- **Goal**: Each line holding the word "this" counts once; give the total and nothing more.

----

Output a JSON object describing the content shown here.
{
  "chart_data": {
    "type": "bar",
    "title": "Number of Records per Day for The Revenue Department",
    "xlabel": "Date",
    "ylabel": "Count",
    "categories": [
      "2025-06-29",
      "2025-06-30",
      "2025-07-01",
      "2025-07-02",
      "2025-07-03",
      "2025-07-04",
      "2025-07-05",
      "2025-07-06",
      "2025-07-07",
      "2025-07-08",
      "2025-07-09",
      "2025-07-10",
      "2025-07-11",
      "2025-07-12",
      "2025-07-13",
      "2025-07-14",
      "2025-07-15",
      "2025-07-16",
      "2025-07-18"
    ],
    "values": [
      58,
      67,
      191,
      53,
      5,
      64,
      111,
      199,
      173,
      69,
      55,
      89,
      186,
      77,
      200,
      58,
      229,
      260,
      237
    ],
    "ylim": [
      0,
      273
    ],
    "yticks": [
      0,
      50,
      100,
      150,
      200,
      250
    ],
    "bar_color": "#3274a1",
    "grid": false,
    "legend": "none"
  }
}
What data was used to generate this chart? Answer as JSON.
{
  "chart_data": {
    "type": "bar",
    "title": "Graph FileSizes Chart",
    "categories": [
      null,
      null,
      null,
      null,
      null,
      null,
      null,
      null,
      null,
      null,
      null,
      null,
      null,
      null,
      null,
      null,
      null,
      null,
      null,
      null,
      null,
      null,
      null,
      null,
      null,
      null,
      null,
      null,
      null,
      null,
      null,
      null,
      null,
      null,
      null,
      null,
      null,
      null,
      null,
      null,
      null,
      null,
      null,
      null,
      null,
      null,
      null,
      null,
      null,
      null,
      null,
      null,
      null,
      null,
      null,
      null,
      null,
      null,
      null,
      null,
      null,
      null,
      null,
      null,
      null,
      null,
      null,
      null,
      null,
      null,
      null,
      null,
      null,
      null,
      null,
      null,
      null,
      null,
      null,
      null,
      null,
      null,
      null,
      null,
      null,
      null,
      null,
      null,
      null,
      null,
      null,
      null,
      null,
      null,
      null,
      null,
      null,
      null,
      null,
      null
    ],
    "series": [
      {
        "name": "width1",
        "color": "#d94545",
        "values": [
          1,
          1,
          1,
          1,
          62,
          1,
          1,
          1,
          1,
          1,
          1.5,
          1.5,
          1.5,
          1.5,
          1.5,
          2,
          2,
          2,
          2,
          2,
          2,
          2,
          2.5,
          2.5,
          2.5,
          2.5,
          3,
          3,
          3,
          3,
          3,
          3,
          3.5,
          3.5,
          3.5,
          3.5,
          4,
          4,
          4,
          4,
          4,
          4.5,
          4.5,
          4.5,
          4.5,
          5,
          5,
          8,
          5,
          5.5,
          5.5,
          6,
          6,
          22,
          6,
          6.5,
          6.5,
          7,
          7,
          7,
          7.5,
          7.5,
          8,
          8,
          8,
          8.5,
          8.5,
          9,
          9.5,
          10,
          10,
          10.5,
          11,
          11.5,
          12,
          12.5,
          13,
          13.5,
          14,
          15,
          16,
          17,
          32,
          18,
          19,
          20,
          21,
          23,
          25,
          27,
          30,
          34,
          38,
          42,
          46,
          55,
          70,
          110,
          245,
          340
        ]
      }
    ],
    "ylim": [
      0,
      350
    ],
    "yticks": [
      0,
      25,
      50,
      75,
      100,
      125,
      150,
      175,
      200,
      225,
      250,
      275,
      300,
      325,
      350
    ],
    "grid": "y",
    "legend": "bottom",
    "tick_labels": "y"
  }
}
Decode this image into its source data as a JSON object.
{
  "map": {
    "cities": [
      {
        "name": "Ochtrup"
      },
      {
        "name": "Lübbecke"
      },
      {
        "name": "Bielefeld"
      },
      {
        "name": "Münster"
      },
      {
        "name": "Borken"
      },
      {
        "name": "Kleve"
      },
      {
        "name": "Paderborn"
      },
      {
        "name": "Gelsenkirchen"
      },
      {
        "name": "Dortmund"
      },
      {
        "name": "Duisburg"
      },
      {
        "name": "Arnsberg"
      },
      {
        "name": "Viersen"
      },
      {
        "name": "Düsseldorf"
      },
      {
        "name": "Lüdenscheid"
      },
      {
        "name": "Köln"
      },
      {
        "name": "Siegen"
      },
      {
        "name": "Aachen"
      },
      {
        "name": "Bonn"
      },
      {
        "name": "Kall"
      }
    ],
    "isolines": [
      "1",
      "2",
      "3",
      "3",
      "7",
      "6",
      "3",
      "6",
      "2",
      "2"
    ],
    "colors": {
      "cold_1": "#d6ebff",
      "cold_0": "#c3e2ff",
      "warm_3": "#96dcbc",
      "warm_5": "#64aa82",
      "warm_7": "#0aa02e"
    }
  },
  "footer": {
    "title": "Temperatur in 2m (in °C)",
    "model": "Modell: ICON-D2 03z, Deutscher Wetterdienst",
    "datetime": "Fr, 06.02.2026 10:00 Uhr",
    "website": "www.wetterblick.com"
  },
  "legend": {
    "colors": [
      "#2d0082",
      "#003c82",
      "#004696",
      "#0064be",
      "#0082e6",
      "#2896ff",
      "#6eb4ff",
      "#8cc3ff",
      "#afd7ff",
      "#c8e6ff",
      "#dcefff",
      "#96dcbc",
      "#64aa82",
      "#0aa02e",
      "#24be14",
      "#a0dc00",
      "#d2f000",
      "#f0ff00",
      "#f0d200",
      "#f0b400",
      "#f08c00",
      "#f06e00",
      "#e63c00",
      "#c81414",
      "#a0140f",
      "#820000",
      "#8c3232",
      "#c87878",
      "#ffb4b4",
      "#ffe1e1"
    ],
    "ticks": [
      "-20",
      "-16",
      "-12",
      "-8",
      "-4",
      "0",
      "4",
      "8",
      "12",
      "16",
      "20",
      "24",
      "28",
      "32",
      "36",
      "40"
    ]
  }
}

----

- **Output of the exercise**: 2